Select all lines with the string "Ranking" in them, and copy those lines.

** START **

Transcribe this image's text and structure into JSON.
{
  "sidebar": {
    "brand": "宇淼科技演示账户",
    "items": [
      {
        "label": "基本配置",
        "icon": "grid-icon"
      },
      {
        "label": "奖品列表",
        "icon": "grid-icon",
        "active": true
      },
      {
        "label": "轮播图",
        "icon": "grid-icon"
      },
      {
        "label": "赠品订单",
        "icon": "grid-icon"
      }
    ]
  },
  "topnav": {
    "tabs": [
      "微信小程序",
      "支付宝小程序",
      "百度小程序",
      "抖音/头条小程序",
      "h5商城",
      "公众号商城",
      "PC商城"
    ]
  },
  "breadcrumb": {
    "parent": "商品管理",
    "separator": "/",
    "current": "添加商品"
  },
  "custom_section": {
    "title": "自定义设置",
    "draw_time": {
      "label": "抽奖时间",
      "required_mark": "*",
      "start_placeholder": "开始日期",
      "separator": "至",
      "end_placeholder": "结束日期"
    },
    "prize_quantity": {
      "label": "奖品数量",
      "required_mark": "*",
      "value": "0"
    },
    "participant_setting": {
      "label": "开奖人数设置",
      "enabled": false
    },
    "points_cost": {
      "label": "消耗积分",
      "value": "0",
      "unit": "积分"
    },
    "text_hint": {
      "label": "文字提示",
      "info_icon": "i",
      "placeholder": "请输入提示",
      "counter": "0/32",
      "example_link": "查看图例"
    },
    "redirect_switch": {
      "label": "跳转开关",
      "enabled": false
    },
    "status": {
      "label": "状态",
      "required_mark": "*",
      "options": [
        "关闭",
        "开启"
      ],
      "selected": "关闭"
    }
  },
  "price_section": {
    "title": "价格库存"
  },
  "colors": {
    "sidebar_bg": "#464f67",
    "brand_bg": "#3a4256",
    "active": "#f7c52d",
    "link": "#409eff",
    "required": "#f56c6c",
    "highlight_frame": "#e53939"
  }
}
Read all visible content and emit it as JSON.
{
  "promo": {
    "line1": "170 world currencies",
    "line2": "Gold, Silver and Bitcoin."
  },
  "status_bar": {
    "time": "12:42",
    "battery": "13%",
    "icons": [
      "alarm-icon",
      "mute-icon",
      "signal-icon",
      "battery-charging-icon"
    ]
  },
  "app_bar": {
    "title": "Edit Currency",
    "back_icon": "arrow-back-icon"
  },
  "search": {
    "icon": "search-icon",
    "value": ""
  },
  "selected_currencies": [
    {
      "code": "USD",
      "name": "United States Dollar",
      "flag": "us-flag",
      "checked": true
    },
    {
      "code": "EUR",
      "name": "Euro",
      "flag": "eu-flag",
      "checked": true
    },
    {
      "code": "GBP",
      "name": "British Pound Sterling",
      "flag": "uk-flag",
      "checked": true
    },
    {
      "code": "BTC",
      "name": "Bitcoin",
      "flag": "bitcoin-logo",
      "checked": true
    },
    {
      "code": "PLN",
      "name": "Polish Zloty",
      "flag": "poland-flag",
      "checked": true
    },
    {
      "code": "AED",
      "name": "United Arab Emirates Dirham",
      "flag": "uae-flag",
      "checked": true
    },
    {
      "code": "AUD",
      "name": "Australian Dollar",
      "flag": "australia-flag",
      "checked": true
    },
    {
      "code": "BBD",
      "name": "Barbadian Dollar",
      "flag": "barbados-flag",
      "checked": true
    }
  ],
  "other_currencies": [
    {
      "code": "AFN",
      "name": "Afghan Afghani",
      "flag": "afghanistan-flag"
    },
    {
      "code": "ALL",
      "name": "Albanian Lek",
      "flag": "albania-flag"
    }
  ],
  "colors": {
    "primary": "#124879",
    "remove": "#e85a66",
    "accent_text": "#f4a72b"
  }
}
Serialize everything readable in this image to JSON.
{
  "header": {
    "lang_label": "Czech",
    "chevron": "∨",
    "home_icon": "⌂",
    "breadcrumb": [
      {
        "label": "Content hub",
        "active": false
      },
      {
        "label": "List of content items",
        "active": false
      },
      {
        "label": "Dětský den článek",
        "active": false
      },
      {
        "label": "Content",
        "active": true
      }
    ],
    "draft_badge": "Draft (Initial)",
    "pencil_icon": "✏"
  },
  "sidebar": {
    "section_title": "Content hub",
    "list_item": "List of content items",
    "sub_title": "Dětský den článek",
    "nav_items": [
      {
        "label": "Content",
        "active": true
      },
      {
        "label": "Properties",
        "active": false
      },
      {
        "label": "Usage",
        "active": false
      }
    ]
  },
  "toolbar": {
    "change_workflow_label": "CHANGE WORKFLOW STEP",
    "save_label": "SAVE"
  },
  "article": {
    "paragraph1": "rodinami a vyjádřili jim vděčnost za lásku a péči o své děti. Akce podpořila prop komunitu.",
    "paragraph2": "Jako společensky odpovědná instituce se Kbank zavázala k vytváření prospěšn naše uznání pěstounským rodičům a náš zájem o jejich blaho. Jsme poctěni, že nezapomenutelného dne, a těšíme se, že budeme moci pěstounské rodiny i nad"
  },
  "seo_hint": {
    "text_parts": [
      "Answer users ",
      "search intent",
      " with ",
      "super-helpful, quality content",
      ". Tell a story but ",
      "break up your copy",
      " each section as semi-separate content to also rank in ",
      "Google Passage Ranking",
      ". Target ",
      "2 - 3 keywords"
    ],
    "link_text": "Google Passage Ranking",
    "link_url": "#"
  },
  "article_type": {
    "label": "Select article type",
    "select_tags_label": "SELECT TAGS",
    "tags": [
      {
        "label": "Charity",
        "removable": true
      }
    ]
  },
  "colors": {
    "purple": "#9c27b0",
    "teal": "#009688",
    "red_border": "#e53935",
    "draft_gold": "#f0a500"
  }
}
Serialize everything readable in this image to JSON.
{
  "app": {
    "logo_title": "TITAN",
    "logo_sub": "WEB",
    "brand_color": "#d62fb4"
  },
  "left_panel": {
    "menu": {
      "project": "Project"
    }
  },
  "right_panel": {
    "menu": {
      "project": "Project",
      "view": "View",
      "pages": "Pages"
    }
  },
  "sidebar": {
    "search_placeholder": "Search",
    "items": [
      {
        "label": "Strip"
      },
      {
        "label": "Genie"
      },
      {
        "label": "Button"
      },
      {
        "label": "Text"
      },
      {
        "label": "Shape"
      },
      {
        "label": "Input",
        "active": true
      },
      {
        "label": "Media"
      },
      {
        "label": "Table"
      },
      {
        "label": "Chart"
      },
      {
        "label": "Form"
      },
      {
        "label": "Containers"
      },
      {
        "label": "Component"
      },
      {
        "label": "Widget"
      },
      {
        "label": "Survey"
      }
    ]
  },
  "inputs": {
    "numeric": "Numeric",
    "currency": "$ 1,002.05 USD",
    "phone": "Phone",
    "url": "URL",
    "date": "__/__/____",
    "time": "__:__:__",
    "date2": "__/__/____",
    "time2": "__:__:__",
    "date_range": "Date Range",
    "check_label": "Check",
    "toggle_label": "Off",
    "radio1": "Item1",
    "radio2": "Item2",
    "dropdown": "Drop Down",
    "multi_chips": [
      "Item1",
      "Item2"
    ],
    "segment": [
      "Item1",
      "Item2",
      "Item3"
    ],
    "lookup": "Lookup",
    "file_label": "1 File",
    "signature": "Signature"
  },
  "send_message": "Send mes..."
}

** END **

▸ **RESPONSE BELOW**:
      "Google Passage Ranking",
    "link_text": "Google Passage Ranking",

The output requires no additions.